--- start Dataset extract ---

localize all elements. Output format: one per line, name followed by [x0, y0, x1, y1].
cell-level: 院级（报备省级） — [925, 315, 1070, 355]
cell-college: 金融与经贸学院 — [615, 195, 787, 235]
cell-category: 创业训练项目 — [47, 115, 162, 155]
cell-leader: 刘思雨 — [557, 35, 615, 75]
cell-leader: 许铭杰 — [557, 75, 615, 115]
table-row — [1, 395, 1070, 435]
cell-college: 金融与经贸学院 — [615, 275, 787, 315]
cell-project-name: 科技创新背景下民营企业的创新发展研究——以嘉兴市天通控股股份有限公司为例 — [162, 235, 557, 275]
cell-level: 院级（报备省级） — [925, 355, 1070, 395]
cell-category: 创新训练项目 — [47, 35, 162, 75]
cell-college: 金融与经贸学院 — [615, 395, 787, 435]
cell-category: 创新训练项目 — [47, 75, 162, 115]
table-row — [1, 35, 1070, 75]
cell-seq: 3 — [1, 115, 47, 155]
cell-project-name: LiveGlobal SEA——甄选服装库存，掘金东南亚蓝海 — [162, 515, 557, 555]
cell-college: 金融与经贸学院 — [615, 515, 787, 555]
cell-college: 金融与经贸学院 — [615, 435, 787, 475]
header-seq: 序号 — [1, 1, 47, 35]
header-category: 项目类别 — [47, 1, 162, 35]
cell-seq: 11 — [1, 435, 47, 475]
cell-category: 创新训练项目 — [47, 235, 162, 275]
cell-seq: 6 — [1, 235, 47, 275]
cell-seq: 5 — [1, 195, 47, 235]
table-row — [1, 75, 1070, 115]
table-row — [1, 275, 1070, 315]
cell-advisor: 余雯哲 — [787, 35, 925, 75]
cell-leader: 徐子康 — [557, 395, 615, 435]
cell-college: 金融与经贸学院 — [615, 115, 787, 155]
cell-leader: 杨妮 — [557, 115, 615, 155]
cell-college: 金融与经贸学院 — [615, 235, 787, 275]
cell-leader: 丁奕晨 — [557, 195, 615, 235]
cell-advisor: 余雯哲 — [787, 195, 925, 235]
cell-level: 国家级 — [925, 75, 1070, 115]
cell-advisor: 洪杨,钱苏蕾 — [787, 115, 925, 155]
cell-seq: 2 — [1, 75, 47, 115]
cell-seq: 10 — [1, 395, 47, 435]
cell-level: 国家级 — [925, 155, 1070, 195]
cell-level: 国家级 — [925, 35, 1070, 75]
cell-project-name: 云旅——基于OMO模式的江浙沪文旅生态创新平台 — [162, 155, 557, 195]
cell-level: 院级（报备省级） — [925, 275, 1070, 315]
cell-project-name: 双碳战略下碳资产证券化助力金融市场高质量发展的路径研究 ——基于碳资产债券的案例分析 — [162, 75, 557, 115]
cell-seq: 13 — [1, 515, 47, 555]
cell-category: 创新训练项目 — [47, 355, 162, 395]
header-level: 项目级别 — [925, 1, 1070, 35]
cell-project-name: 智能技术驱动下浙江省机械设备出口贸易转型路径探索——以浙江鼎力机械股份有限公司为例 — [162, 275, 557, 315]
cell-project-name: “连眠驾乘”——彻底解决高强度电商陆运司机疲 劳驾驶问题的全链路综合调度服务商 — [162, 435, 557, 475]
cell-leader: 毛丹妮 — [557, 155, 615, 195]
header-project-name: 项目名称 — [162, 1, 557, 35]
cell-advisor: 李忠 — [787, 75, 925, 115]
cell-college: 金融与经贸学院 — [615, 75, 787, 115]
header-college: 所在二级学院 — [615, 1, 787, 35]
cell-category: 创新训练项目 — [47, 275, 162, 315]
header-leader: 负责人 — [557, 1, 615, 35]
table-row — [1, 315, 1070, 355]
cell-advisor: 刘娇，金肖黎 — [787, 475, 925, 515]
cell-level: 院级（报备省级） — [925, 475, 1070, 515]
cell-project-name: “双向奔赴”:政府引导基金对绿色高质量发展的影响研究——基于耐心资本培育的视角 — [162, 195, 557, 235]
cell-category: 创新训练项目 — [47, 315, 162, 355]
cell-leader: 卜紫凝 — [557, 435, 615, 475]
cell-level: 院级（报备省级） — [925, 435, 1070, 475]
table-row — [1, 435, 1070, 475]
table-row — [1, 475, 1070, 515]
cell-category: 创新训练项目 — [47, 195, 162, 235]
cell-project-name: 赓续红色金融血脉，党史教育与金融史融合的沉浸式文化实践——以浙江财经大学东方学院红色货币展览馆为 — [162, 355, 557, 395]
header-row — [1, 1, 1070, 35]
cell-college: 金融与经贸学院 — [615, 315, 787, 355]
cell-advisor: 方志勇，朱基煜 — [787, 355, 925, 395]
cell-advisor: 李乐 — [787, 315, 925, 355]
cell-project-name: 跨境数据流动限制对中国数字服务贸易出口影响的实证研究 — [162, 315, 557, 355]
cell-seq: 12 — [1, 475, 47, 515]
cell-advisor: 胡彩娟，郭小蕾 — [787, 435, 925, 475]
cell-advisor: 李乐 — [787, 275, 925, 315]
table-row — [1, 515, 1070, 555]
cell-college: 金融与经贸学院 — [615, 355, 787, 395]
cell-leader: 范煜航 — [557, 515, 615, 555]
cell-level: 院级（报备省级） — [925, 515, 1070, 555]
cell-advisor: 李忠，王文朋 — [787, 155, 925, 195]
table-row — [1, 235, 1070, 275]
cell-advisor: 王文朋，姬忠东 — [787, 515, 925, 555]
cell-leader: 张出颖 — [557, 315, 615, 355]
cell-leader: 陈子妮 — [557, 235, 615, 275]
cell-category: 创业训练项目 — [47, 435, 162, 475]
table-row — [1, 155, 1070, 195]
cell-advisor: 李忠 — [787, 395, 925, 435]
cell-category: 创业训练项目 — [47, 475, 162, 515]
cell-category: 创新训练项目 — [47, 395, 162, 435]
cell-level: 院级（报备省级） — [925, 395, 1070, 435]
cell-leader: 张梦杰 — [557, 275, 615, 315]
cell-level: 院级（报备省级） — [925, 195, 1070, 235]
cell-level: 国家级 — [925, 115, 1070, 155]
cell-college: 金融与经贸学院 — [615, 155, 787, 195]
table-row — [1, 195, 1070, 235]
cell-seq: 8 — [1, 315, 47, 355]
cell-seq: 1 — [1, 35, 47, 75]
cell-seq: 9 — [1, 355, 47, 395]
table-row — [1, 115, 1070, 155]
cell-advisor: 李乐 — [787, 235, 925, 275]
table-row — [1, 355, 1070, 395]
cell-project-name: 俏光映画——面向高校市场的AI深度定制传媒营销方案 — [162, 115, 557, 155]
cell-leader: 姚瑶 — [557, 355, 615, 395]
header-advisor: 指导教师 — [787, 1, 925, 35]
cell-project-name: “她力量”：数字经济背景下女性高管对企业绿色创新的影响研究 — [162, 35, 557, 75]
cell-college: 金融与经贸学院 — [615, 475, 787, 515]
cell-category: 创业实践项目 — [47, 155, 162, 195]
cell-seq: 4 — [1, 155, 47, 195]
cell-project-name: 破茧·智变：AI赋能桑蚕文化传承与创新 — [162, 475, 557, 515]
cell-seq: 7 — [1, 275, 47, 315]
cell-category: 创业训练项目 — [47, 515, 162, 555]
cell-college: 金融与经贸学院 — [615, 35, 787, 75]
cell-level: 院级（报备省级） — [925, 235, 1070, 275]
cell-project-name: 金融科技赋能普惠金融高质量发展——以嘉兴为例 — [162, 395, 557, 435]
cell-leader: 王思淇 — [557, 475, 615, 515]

--- end Dataset extract ---

Change every "table-row" in the records to "row", and write the records out again with nothing else altered.

localize all elements. Output format: one per line, name followed by [x0, y0, x1, y1].
cell-level: 院级（报备省级） — [925, 315, 1070, 355]
cell-college: 金融与经贸学院 — [615, 195, 787, 235]
cell-category: 创业训练项目 — [47, 115, 162, 155]
cell-leader: 刘思雨 — [557, 35, 615, 75]
cell-leader: 许铭杰 — [557, 75, 615, 115]
row — [1, 395, 1070, 435]
cell-college: 金融与经贸学院 — [615, 275, 787, 315]
cell-project-name: 科技创新背景下民营企业的创新发展研究——以嘉兴市天通控股股份有限公司为例 — [162, 235, 557, 275]
cell-level: 院级（报备省级） — [925, 355, 1070, 395]
cell-category: 创新训练项目 — [47, 35, 162, 75]
cell-college: 金融与经贸学院 — [615, 395, 787, 435]
cell-category: 创新训练项目 — [47, 75, 162, 115]
row — [1, 35, 1070, 75]
cell-seq: 3 — [1, 115, 47, 155]
cell-project-name: LiveGlobal SEA——甄选服装库存，掘金东南亚蓝海 — [162, 515, 557, 555]
cell-college: 金融与经贸学院 — [615, 515, 787, 555]
cell-college: 金融与经贸学院 — [615, 435, 787, 475]
header-seq: 序号 — [1, 1, 47, 35]
header-category: 项目类别 — [47, 1, 162, 35]
cell-seq: 11 — [1, 435, 47, 475]
cell-category: 创新训练项目 — [47, 235, 162, 275]
cell-seq: 6 — [1, 235, 47, 275]
cell-seq: 5 — [1, 195, 47, 235]
row — [1, 75, 1070, 115]
row — [1, 275, 1070, 315]
cell-advisor: 余雯哲 — [787, 35, 925, 75]
cell-leader: 徐子康 — [557, 395, 615, 435]
cell-college: 金融与经贸学院 — [615, 115, 787, 155]
cell-leader: 杨妮 — [557, 115, 615, 155]
cell-college: 金融与经贸学院 — [615, 235, 787, 275]
cell-leader: 丁奕晨 — [557, 195, 615, 235]
cell-advisor: 余雯哲 — [787, 195, 925, 235]
cell-level: 国家级 — [925, 75, 1070, 115]
cell-advisor: 洪杨,钱苏蕾 — [787, 115, 925, 155]
cell-seq: 2 — [1, 75, 47, 115]
cell-seq: 10 — [1, 395, 47, 435]
cell-level: 国家级 — [925, 155, 1070, 195]
cell-level: 国家级 — [925, 35, 1070, 75]
cell-project-name: 云旅——基于OMO模式的江浙沪文旅生态创新平台 — [162, 155, 557, 195]
cell-level: 院级（报备省级） — [925, 275, 1070, 315]
cell-project-name: 双碳战略下碳资产证券化助力金融市场高质量发展的路径研究 ——基于碳资产债券的案例分析 — [162, 75, 557, 115]
cell-seq: 13 — [1, 515, 47, 555]
cell-category: 创新训练项目 — [47, 355, 162, 395]
header-level: 项目级别 — [925, 1, 1070, 35]
cell-project-name: 智能技术驱动下浙江省机械设备出口贸易转型路径探索——以浙江鼎力机械股份有限公司为例 — [162, 275, 557, 315]
cell-project-name: “连眠驾乘”——彻底解决高强度电商陆运司机疲 劳驾驶问题的全链路综合调度服务商 — [162, 435, 557, 475]
cell-leader: 毛丹妮 — [557, 155, 615, 195]
header-project-name: 项目名称 — [162, 1, 557, 35]
cell-advisor: 李忠 — [787, 75, 925, 115]
cell-college: 金融与经贸学院 — [615, 75, 787, 115]
header-college: 所在二级学院 — [615, 1, 787, 35]
cell-category: 创新训练项目 — [47, 275, 162, 315]
header-leader: 负责人 — [557, 1, 615, 35]
row — [1, 315, 1070, 355]
cell-advisor: 刘娇，金肖黎 — [787, 475, 925, 515]
cell-level: 院级（报备省级） — [925, 475, 1070, 515]
cell-project-name: “双向奔赴”:政府引导基金对绿色高质量发展的影响研究——基于耐心资本培育的视角 — [162, 195, 557, 235]
cell-category: 创新训练项目 — [47, 315, 162, 355]
cell-leader: 卜紫凝 — [557, 435, 615, 475]
cell-level: 院级（报备省级） — [925, 435, 1070, 475]
row — [1, 435, 1070, 475]
row — [1, 475, 1070, 515]
cell-category: 创新训练项目 — [47, 195, 162, 235]
cell-project-name: 赓续红色金融血脉，党史教育与金融史融合的沉浸式文化实践——以浙江财经大学东方学院红色货币展览馆为 — [162, 355, 557, 395]
header-row — [1, 1, 1070, 35]
cell-college: 金融与经贸学院 — [615, 315, 787, 355]
cell-advisor: 方志勇，朱基煜 — [787, 355, 925, 395]
cell-advisor: 李乐 — [787, 315, 925, 355]
cell-project-name: 跨境数据流动限制对中国数字服务贸易出口影响的实证研究 — [162, 315, 557, 355]
cell-seq: 12 — [1, 475, 47, 515]
cell-advisor: 胡彩娟，郭小蕾 — [787, 435, 925, 475]
cell-advisor: 李乐 — [787, 275, 925, 315]
row — [1, 515, 1070, 555]
cell-college: 金融与经贸学院 — [615, 355, 787, 395]
cell-leader: 范煜航 — [557, 515, 615, 555]
cell-level: 院级（报备省级） — [925, 515, 1070, 555]
cell-advisor: 李忠，王文朋 — [787, 155, 925, 195]
row — [1, 235, 1070, 275]
cell-advisor: 王文朋，姬忠东 — [787, 515, 925, 555]
cell-leader: 张出颖 — [557, 315, 615, 355]
cell-leader: 陈子妮 — [557, 235, 615, 275]
cell-category: 创业训练项目 — [47, 435, 162, 475]
row — [1, 155, 1070, 195]
cell-advisor: 李忠 — [787, 395, 925, 435]
cell-category: 创业训练项目 — [47, 475, 162, 515]
cell-category: 创新训练项目 — [47, 395, 162, 435]
cell-level: 院级（报备省级） — [925, 395, 1070, 435]
cell-leader: 张梦杰 — [557, 275, 615, 315]
cell-level: 院级（报备省级） — [925, 195, 1070, 235]
cell-level: 国家级 — [925, 115, 1070, 155]
cell-college: 金融与经贸学院 — [615, 155, 787, 195]
row — [1, 195, 1070, 235]
cell-seq: 8 — [1, 315, 47, 355]
cell-seq: 1 — [1, 35, 47, 75]
cell-seq: 9 — [1, 355, 47, 395]
row — [1, 115, 1070, 155]
cell-advisor: 李乐 — [787, 235, 925, 275]
row — [1, 355, 1070, 395]
cell-project-name: 俏光映画——面向高校市场的AI深度定制传媒营销方案 — [162, 115, 557, 155]
cell-leader: 姚瑶 — [557, 355, 615, 395]
header-advisor: 指导教师 — [787, 1, 925, 35]
cell-project-name: “她力量”：数字经济背景下女性高管对企业绿色创新的影响研究 — [162, 35, 557, 75]
cell-college: 金融与经贸学院 — [615, 475, 787, 515]
cell-category: 创业实践项目 — [47, 155, 162, 195]
cell-seq: 4 — [1, 155, 47, 195]
cell-project-name: 破茧·智变：AI赋能桑蚕文化传承与创新 — [162, 475, 557, 515]
cell-seq: 7 — [1, 275, 47, 315]
cell-category: 创业训练项目 — [47, 515, 162, 555]
cell-college: 金融与经贸学院 — [615, 35, 787, 75]
cell-level: 院级（报备省级） — [925, 235, 1070, 275]
cell-project-name: 金融科技赋能普惠金融高质量发展——以嘉兴为例 — [162, 395, 557, 435]
cell-leader: 王思淇 — [557, 475, 615, 515]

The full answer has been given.